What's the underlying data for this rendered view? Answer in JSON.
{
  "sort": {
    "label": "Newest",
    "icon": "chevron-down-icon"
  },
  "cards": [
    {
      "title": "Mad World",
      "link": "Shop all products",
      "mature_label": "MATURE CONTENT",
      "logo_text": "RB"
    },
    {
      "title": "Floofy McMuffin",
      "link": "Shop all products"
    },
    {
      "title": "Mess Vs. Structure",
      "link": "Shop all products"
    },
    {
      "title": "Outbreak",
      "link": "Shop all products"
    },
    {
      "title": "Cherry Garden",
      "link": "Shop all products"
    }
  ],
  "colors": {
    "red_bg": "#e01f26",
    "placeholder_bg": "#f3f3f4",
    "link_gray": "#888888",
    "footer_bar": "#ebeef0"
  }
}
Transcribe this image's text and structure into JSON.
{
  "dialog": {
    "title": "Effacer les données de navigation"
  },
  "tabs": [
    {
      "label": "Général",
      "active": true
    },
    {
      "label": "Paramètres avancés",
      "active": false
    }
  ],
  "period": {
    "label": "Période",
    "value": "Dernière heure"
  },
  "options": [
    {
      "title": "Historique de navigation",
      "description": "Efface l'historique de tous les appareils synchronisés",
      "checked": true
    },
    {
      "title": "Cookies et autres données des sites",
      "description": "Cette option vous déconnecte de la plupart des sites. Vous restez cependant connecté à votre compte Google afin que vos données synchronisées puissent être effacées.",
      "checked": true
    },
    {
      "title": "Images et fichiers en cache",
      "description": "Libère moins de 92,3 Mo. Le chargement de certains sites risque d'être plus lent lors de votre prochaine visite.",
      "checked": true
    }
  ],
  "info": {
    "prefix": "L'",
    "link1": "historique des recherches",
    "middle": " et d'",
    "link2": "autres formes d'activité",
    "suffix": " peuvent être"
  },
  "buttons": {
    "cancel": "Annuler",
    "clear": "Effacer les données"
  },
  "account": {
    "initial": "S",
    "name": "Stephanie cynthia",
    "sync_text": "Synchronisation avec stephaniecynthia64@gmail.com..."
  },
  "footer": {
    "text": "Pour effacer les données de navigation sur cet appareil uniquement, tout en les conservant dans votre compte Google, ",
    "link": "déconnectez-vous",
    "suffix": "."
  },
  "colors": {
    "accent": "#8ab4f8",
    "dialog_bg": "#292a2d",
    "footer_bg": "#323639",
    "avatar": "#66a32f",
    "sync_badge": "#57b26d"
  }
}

....

**Written instruction**
Each entry above is to be printed again exactly.

**Output for this exercise**
What's the underlying data for this rendered view? Answer in JSON.
{
  "sort": {
    "label": "Newest",
    "icon": "chevron-down-icon"
  },
  "cards": [
    {
      "title": "Mad World",
      "link": "Shop all products",
      "mature_label": "MATURE CONTENT",
      "logo_text": "RB"
    },
    {
      "title": "Floofy McMuffin",
      "link": "Shop all products"
    },
    {
      "title": "Mess Vs. Structure",
      "link": "Shop all products"
    },
    {
      "title": "Outbreak",
      "link": "Shop all products"
    },
    {
      "title": "Cherry Garden",
      "link": "Shop all products"
    }
  ],
  "colors": {
    "red_bg": "#e01f26",
    "placeholder_bg": "#f3f3f4",
    "link_gray": "#888888",
    "footer_bar": "#ebeef0"
  }
}
Transcribe this image's text and structure into JSON.
{
  "dialog": {
    "title": "Effacer les données de navigation"
  },
  "tabs": [
    {
      "label": "Général",
      "active": true
    },
    {
      "label": "Paramètres avancés",
      "active": false
    }
  ],
  "period": {
    "label": "Période",
    "value": "Dernière heure"
  },
  "options": [
    {
      "title": "Historique de navigation",
      "description": "Efface l'historique de tous les appareils synchronisés",
      "checked": true
    },
    {
      "title": "Cookies et autres données des sites",
      "description": "Cette option vous déconnecte de la plupart des sites. Vous restez cependant connecté à votre compte Google afin que vos données synchronisées puissent être effacées.",
      "checked": true
    },
    {
      "title": "Images et fichiers en cache",
      "description": "Libère moins de 92,3 Mo. Le chargement de certains sites risque d'être plus lent lors de votre prochaine visite.",
      "checked": true
    }
  ],
  "info": {
    "prefix": "L'",
    "link1": "historique des recherches",
    "middle": " et d'",
    "link2": "autres formes d'activité",
    "suffix": " peuvent être"
  },
  "buttons": {
    "cancel": "Annuler",
    "clear": "Effacer les données"
  },
  "account": {
    "initial": "S",
    "name": "Stephanie cynthia",
    "sync_text": "Synchronisation avec stephaniecynthia64@gmail.com..."
  },
  "footer": {
    "text": "Pour effacer les données de navigation sur cet appareil uniquement, tout en les conservant dans votre compte Google, ",
    "link": "déconnectez-vous",
    "suffix": "."
  },
  "colors": {
    "accent": "#8ab4f8",
    "dialog_bg": "#292a2d",
    "footer_bg": "#323639",
    "avatar": "#66a32f",
    "sync_badge": "#57b26d"
  }
}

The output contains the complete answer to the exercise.